-- WHAT THIS TASK INVOLVES --
Quote, verbatim, all material below, without pictures.

-- ENTRIES SUPPLIED --
begin

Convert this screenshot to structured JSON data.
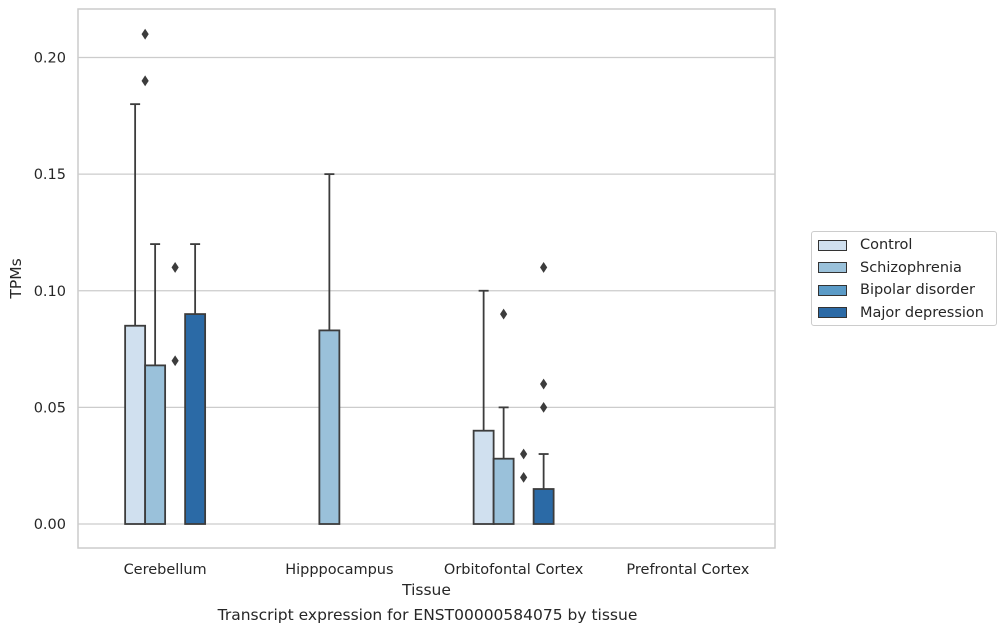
{
  "caption": "Transcript expression for ENST00000584075 by tissue",
  "chart_data": {
    "type": "bar",
    "xlabel": "Tissue",
    "ylabel": "TPMs",
    "ylim": [
      -0.01,
      0.22
    ],
    "yticks": [
      "0.00",
      "0.05",
      "0.10",
      "0.15",
      "0.20"
    ],
    "grid": true,
    "legend_position": "right",
    "categories": [
      "Cerebellum",
      "Hipppocampus",
      "Orbitofontal Cortex",
      "Prefrontal Cortex"
    ],
    "series": [
      {
        "name": "Control",
        "color": "#d0e0ef",
        "values": [
          0.085,
          0.0,
          0.04,
          0.0
        ],
        "whisker_high": [
          0.18,
          0.0,
          0.1,
          0.0
        ],
        "outliers": [
          [],
          [],
          [],
          []
        ]
      },
      {
        "name": "Schizophrenia",
        "color": "#9ac1da",
        "values": [
          0.068,
          0.083,
          0.028,
          0.0
        ],
        "whisker_high": [
          0.12,
          0.15,
          0.05,
          0.0
        ],
        "outliers": [
          [],
          [],
          [
            0.09
          ],
          []
        ]
      },
      {
        "name": "Bipolar disorder",
        "color": "#5b9bc7",
        "values": [
          0.0,
          0.0,
          0.0,
          0.0
        ],
        "whisker_high": [
          0.0,
          0.0,
          0.0,
          0.0
        ],
        "outliers": [
          [
            0.07,
            0.11
          ],
          [],
          [
            0.02,
            0.03
          ],
          []
        ]
      },
      {
        "name": "Major depression",
        "color": "#2b6aa6",
        "values": [
          0.09,
          0.0,
          0.015,
          0.0
        ],
        "whisker_high": [
          0.12,
          0.0,
          0.03,
          0.0
        ],
        "outliers": [
          [],
          [],
          [
            0.05,
            0.06,
            0.11
          ],
          []
        ]
      }
    ],
    "extra_outliers": [
      {
        "category": "Cerebellum",
        "between_series": [
          "Control",
          "Schizophrenia"
        ],
        "values": [
          0.19,
          0.21
        ]
      }
    ]
  }
}
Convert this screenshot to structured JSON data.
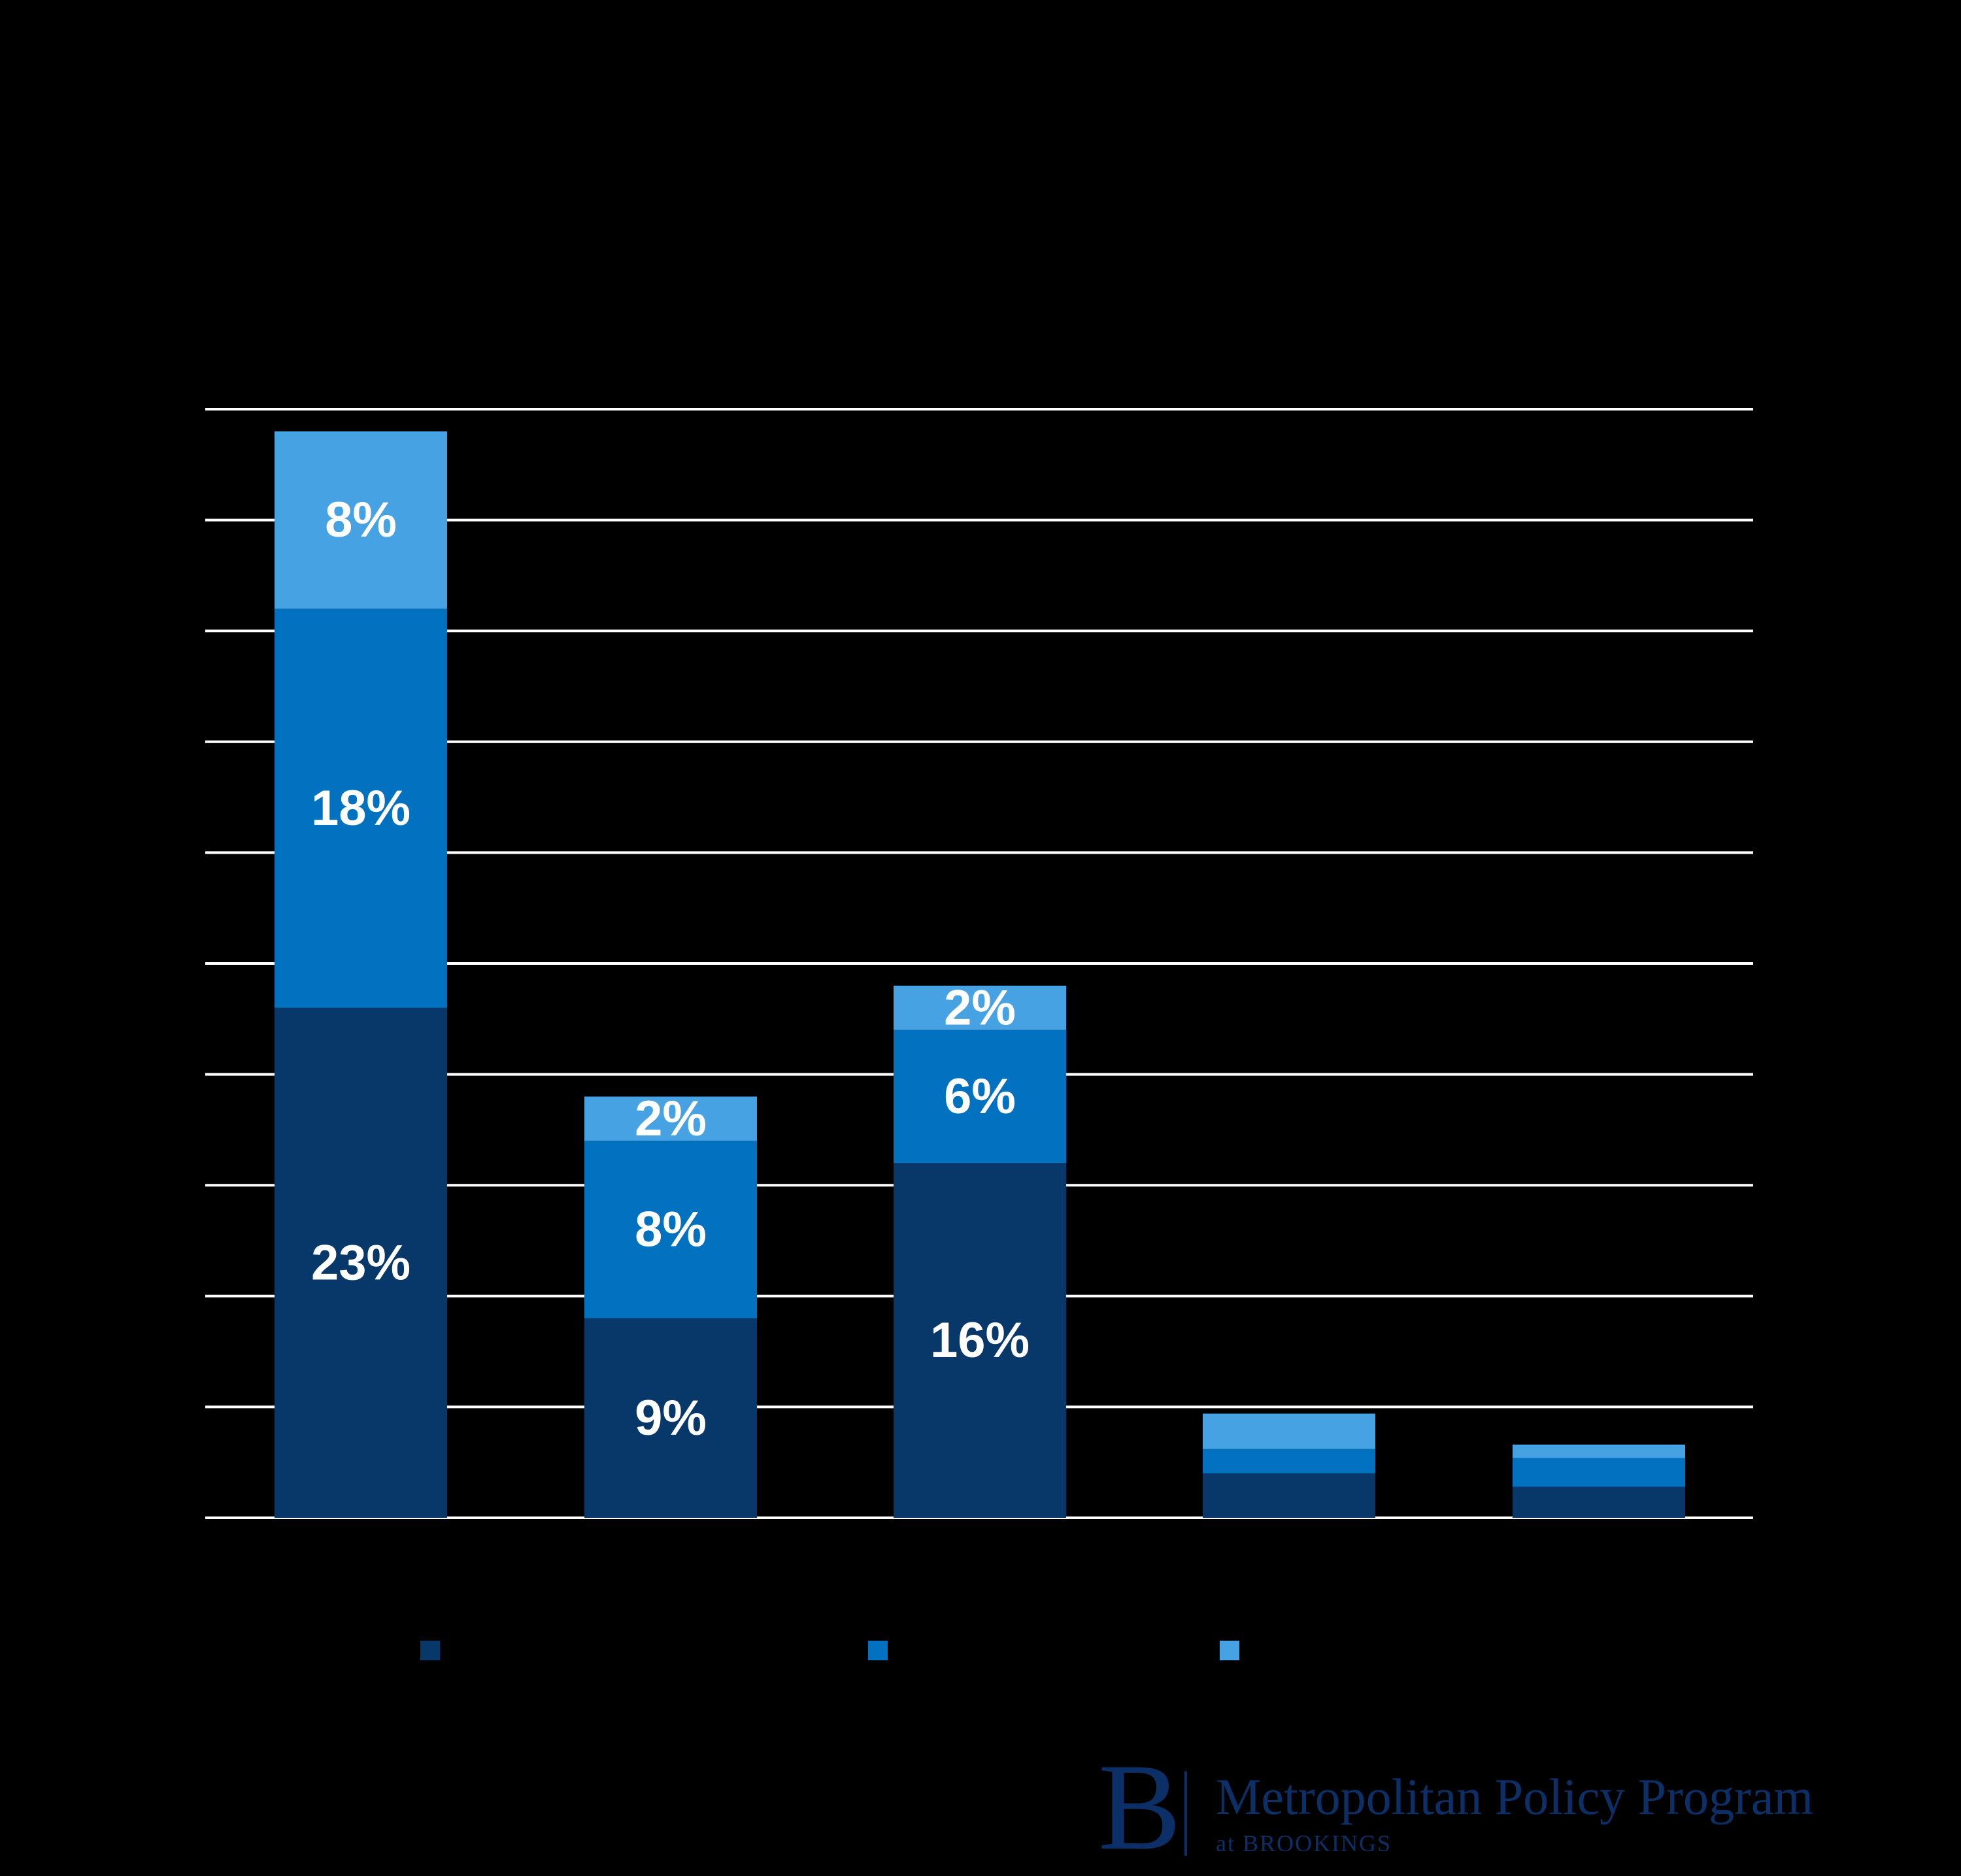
{
  "chart_data": {
    "type": "bar",
    "stacked": true,
    "categories": [
      "",
      "",
      "",
      "",
      ""
    ],
    "series": [
      {
        "values": [
          23,
          9,
          16,
          2,
          1.4
        ],
        "color": "#08386a",
        "labels": [
          "23%",
          "9%",
          "16%",
          "",
          ""
        ]
      },
      {
        "values": [
          18,
          8,
          6,
          1.1,
          1.3
        ],
        "color": "#0271c0",
        "labels": [
          "18%",
          "8%",
          "6%",
          "",
          ""
        ]
      },
      {
        "values": [
          8,
          2,
          2,
          1.6,
          0.6
        ],
        "color": "#47a2e3",
        "labels": [
          "8%",
          "2%",
          "2%",
          "",
          ""
        ]
      }
    ],
    "ylim": [
      0,
      50
    ],
    "gridlines": [
      5,
      10,
      15,
      20,
      25,
      30,
      35,
      40,
      45,
      50
    ],
    "grid": true,
    "legend": "bottom",
    "grid_color": "#ffffff",
    "text_color": "#ffffff"
  },
  "logo": {
    "mark": "B",
    "name": "Metropolitan Policy Program",
    "sub": "at BROOKINGS",
    "color": "#0b2f66"
  }
}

end

-- EXPECTED OUTPUT --
Convert this screenshot to structured JSON data.
{
  "caption": "Transcript expression for ENST00000584075 by tissue",
  "chart_data": {
    "type": "bar",
    "xlabel": "Tissue",
    "ylabel": "TPMs",
    "ylim": [
      -0.01,
      0.22
    ],
    "yticks": [
      "0.00",
      "0.05",
      "0.10",
      "0.15",
      "0.20"
    ],
    "grid": true,
    "legend_position": "right",
    "categories": [
      "Cerebellum",
      "Hipppocampus",
      "Orbitofontal Cortex",
      "Prefrontal Cortex"
    ],
    "series": [
      {
        "name": "Control",
        "color": "#d0e0ef",
        "values": [
          0.085,
          0.0,
          0.04,
          0.0
        ],
        "whisker_high": [
          0.18,
          0.0,
          0.1,
          0.0
        ],
        "outliers": [
          [],
          [],
          [],
          []
        ]
      },
      {
        "name": "Schizophrenia",
        "color": "#9ac1da",
        "values": [
          0.068,
          0.083,
          0.028,
          0.0
        ],
        "whisker_high": [
          0.12,
          0.15,
          0.05,
          0.0
        ],
        "outliers": [
          [],
          [],
          [
            0.09
          ],
          []
        ]
      },
      {
        "name": "Bipolar disorder",
        "color": "#5b9bc7",
        "values": [
          0.0,
          0.0,
          0.0,
          0.0
        ],
        "whisker_high": [
          0.0,
          0.0,
          0.0,
          0.0
        ],
        "outliers": [
          [
            0.07,
            0.11
          ],
          [],
          [
            0.02,
            0.03
          ],
          []
        ]
      },
      {
        "name": "Major depression",
        "color": "#2b6aa6",
        "values": [
          0.09,
          0.0,
          0.015,
          0.0
        ],
        "whisker_high": [
          0.12,
          0.0,
          0.03,
          0.0
        ],
        "outliers": [
          [],
          [],
          [
            0.05,
            0.06,
            0.11
          ],
          []
        ]
      }
    ],
    "extra_outliers": [
      {
        "category": "Cerebellum",
        "between_series": [
          "Control",
          "Schizophrenia"
        ],
        "values": [
          0.19,
          0.21
        ]
      }
    ]
  }
}
Convert this screenshot to structured JSON data.
{
  "chart_data": {
    "type": "bar",
    "stacked": true,
    "categories": [
      "",
      "",
      "",
      "",
      ""
    ],
    "series": [
      {
        "values": [
          23,
          9,
          16,
          2,
          1.4
        ],
        "color": "#08386a",
        "labels": [
          "23%",
          "9%",
          "16%",
          "",
          ""
        ]
      },
      {
        "values": [
          18,
          8,
          6,
          1.1,
          1.3
        ],
        "color": "#0271c0",
        "labels": [
          "18%",
          "8%",
          "6%",
          "",
          ""
        ]
      },
      {
        "values": [
          8,
          2,
          2,
          1.6,
          0.6
        ],
        "color": "#47a2e3",
        "labels": [
          "8%",
          "2%",
          "2%",
          "",
          ""
        ]
      }
    ],
    "ylim": [
      0,
      50
    ],
    "gridlines": [
      5,
      10,
      15,
      20,
      25,
      30,
      35,
      40,
      45,
      50
    ],
    "grid": true,
    "legend": "bottom",
    "grid_color": "#ffffff",
    "text_color": "#ffffff"
  },
  "logo": {
    "mark": "B",
    "name": "Metropolitan Policy Program",
    "sub": "at BROOKINGS",
    "color": "#0b2f66"
  }
}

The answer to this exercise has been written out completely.